**What this task involves:** Each line holding the word "back" counts once; give the total and nothing more.

**Data for processing:**
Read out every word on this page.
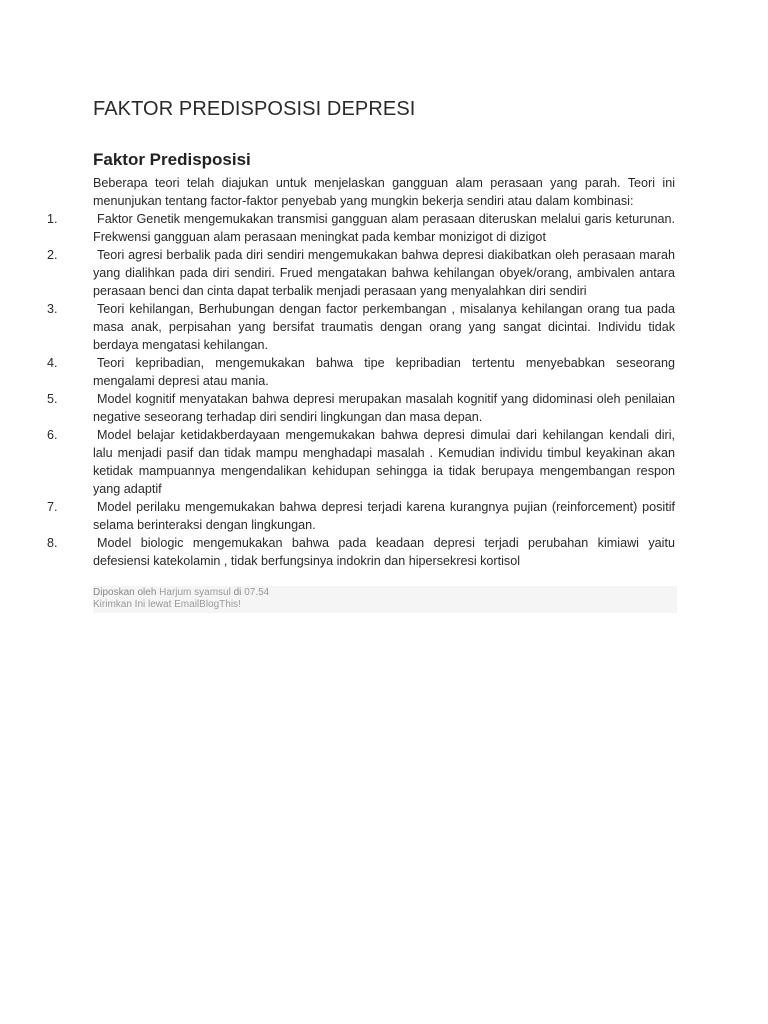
FAKTOR PREDISPOSISI DEPRESI
Faktor Predisposisi

Beberapa teori telah diajukan untuk menjelaskan gangguan alam perasaan yang parah. Teori ini menunjukan tentang factor-faktor penyebab yang mungkin bekerja sendiri atau dalam kombinasi:

1.	Faktor Genetik mengemukakan transmisi gangguan alam perasaan diteruskan melalui garis keturunan. Frekwensi gangguan alam perasaan meningkat pada kembar monizigot di dizigot
2.	Teori agresi berbalik pada diri sendiri mengemukakan bahwa depresi diakibatkan oleh perasaan marah yang dialihkan pada diri sendiri. Frued mengatakan bahwa kehilangan obyek/orang, ambivalen antara perasaan benci dan cinta dapat terbalik menjadi perasaan yang menyalahkan diri sendiri
3.	Teori kehilangan, Berhubungan dengan factor perkembangan , misalanya kehilangan orang tua pada masa anak, perpisahan yang bersifat traumatis dengan orang yang sangat dicintai. Individu tidak berdaya mengatasi kehilangan.
4.	Teori kepribadian, mengemukakan bahwa tipe kepribadian tertentu menyebabkan seseorang mengalami depresi atau mania.
5.	Model kognitif menyatakan bahwa depresi merupakan masalah kognitif yang didominasi oleh penilaian negative seseorang terhadap diri sendiri lingkungan dan masa depan.
6.	Model belajar ketidakberdayaan mengemukakan bahwa depresi dimulai dari kehilangan kendali diri, lalu menjadi pasif dan tidak mampu menghadapi masalah . Kemudian individu timbul keyakinan akan ketidak mampuannya mengendalikan kehidupan sehingga ia tidak berupaya mengembangan respon yang adaptif
7.	Model perilaku mengemukakan bahwa depresi terjadi karena kurangnya pujian (reinforcement) positif selama berinteraksi dengan lingkungan.
8.	Model biologic mengemukakan bahwa pada keadaan depresi terjadi perubahan kimiawi yaitu defesiensi katekolamin , tidak berfungsinya indokrin dan hipersekresi kortisol
Diposkan oleh Harjum syamsul di 07.54
Kirimkan Ini lewat EmailBlogThis!
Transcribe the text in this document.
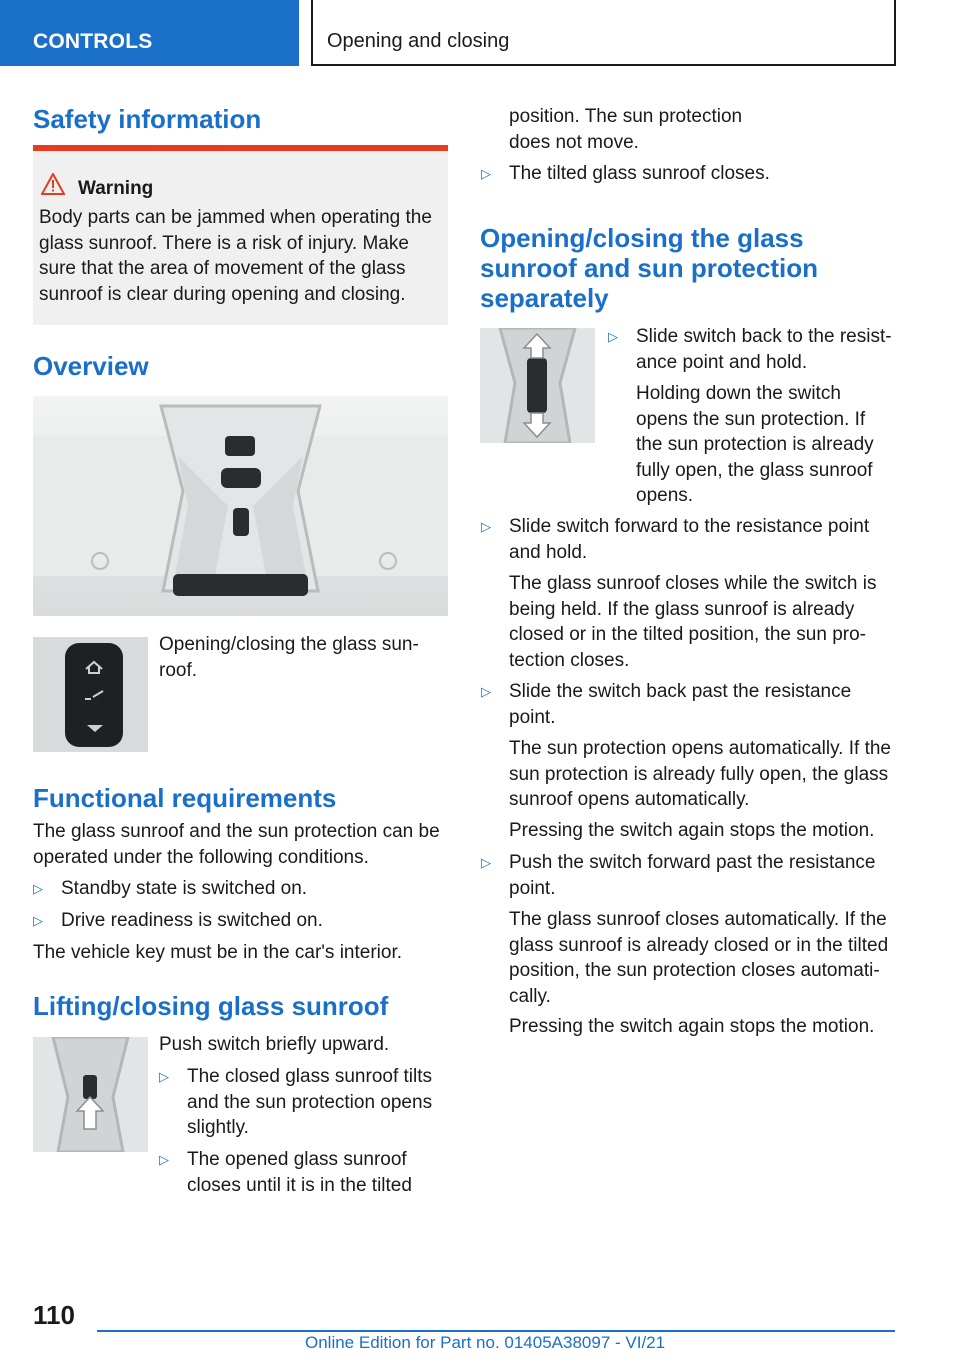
CONTROLS	Opening and closing
Safety information
Warning
Body parts can be jammed when operating the
glass sunroof. There is a risk of injury. Make
sure that the area of movement of the glass
sunroof is clear during opening and closing.
Overview
Opening/closing the glass sun‐
roof.
Functional requirements
The glass sunroof and the sun protection can be
operated under the following conditions.
▷ Standby state is switched on.
▷ Drive readiness is switched on.
The vehicle key must be in the car's interior.
Lifting/closing glass sunroof
Push switch briefly upward.
▷ The closed glass sunroof tilts
and the sun protection opens
slightly.
▷ The opened glass sunroof
closes until it is in the tilted
position. The sun protection
does not move.
▷ The tilted glass sunroof closes.
Opening/closing the glass
sunroof and sun protection
separately
▷ Slide switch back to the resist‐
ance point and hold.
Holding down the switch
opens the sun protection. If
the sun protection is already
fully open, the glass sunroof
opens.
▷ Slide switch forward to the resistance point
and hold.
The glass sunroof closes while the switch is
being held. If the glass sunroof is already
closed or in the tilted position, the sun pro‐
tection closes.
▷ Slide the switch back past the resistance
point.
The sun protection opens automatically. If the
sun protection is already fully open, the glass
sunroof opens automatically.
Pressing the switch again stops the motion.
▷ Push the switch forward past the resistance
point.
The glass sunroof closes automatically. If the
glass sunroof is already closed or in the tilted
position, the sun protection closes automati‐
cally.
Pressing the switch again stops the motion.
110
Online Edition for Part no. 01405A38097 - VI/21
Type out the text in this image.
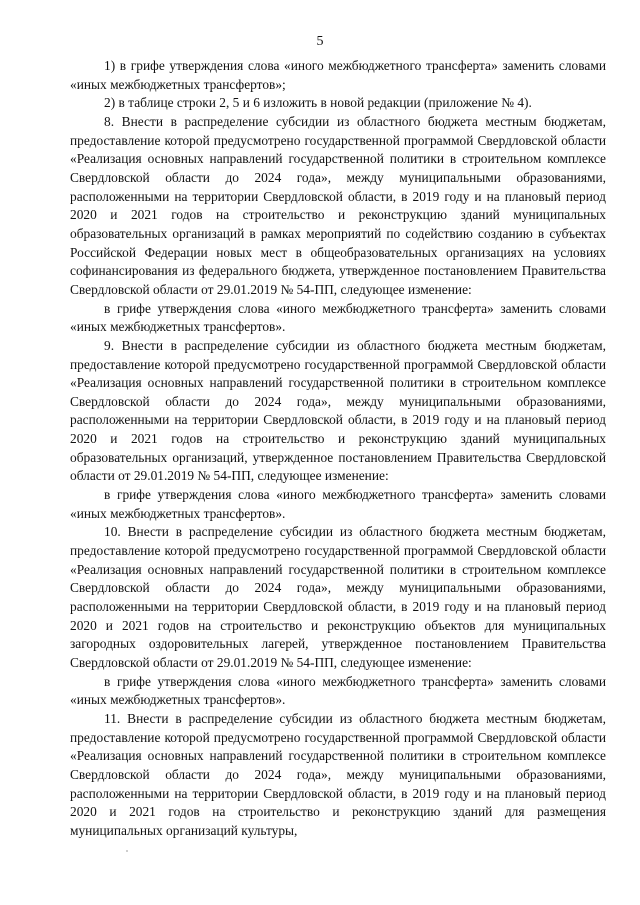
5

1) в грифе утверждения слова «иного межбюджетного трансферта» заменить словами «иных межбюджетных трансфертов»;

2) в таблице строки 2, 5 и 6 изложить в новой редакции (приложение № 4).

8. Внести в распределение субсидии из областного бюджета местным бюджетам, предоставление которой предусмотрено государственной программой Свердловской области «Реализация основных направлений государственной политики в строительном комплексе Свердловской области до 2024 года», между муниципальными образованиями, расположенными на территории Свердловской области, в 2019 году и на плановый период 2020 и 2021 годов на строительство и реконструкцию зданий муниципальных образовательных организаций в рамках мероприятий по содействию созданию в субъектах Российской Федерации новых мест в общеобразовательных организациях на условиях софинансирования из федерального бюджета, утвержденное постановлением Правительства Свердловской области от 29.01.2019 № 54-ПП, следующее изменение:

в грифе утверждения слова «иного межбюджетного трансферта» заменить словами «иных межбюджетных трансфертов».

9. Внести в распределение субсидии из областного бюджета местным бюджетам, предоставление которой предусмотрено государственной программой Свердловской области «Реализация основных направлений государственной политики в строительном комплексе Свердловской области до 2024 года», между муниципальными образованиями, расположенными на территории Свердловской области, в 2019 году и на плановый период 2020 и 2021 годов на строительство и реконструкцию зданий муниципальных образовательных организаций, утвержденное постановлением Правительства Свердловской области от 29.01.2019 № 54-ПП, следующее изменение:

в грифе утверждения слова «иного межбюджетного трансферта» заменить словами «иных межбюджетных трансфертов».

10. Внести в распределение субсидии из областного бюджета местным бюджетам, предоставление которой предусмотрено государственной программой Свердловской области «Реализация основных направлений государственной политики в строительном комплексе Свердловской области до 2024 года», между муниципальными образованиями, расположенными на территории Свердловской области, в 2019 году и на плановый период 2020 и 2021 годов на строительство и реконструкцию объектов для муниципальных загородных оздоровительных лагерей, утвержденное постановлением Правительства Свердловской области от 29.01.2019 № 54-ПП, следующее изменение:

в грифе утверждения слова «иного межбюджетного трансферта» заменить словами «иных межбюджетных трансфертов».

11. Внести в распределение субсидии из областного бюджета местным бюджетам, предоставление которой предусмотрено государственной программой Свердловской области «Реализация основных направлений государственной политики в строительном комплексе Свердловской области до 2024 года», между муниципальными образованиями, расположенными на территории Свердловской области, в 2019 году и на плановый период 2020 и 2021 годов на строительство и реконструкцию зданий для размещения муниципальных организаций культуры,
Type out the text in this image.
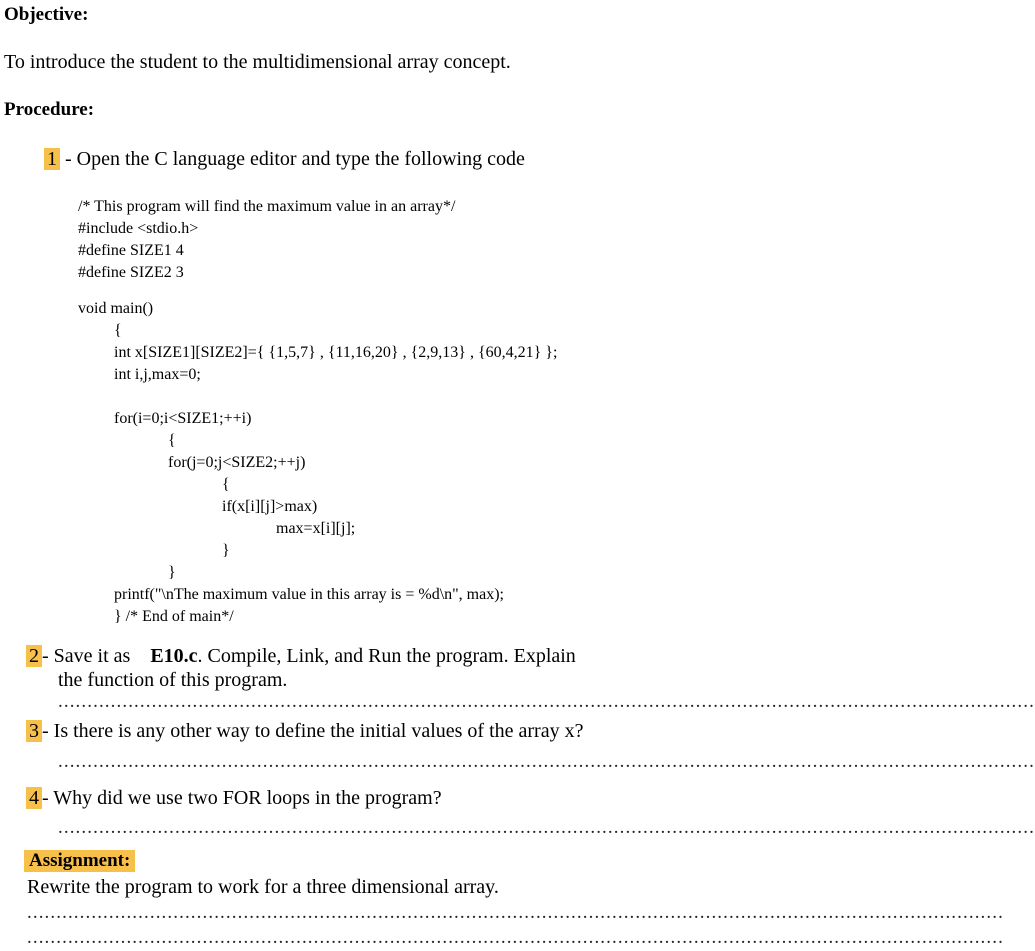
Objective:
To introduce the student to the multidimensional array concept.
Procedure:
1 - Open the C language editor and type the following code
/* This program will find the maximum value in an array*/
#include <stdio.h>
#define SIZE1 4
#define SIZE2 3
void main()
{
int x[SIZE1][SIZE2]={ {1,5,7} , {11,16,20} , {2,9,13} , {60,4,21} };
int i,j,max=0;
for(i=0;i<SIZE1;++i)
{
for(j=0;j<SIZE2;++j)
{
if(x[i][j]>max)
max=x[i][j];
}
}
printf("\nThe maximum value in this array is = %d\n", max);
} /* End of main*/
2 - Save it as    E10.c. Compile, Link, and Run the program. Explain
the function of this program.
.......................................................................................................................................................................
3 - Is there is any other way to define the initial values of the array x?
.......................................................................................................................................................................
4 - Why did we use two FOR loops in the program?
.......................................................................................................................................................................
Assignment:
Rewrite the program to work for a three dimensional array.
.......................................................................................................................................................................
.......................................................................................................................................................................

**Result of the task:** 2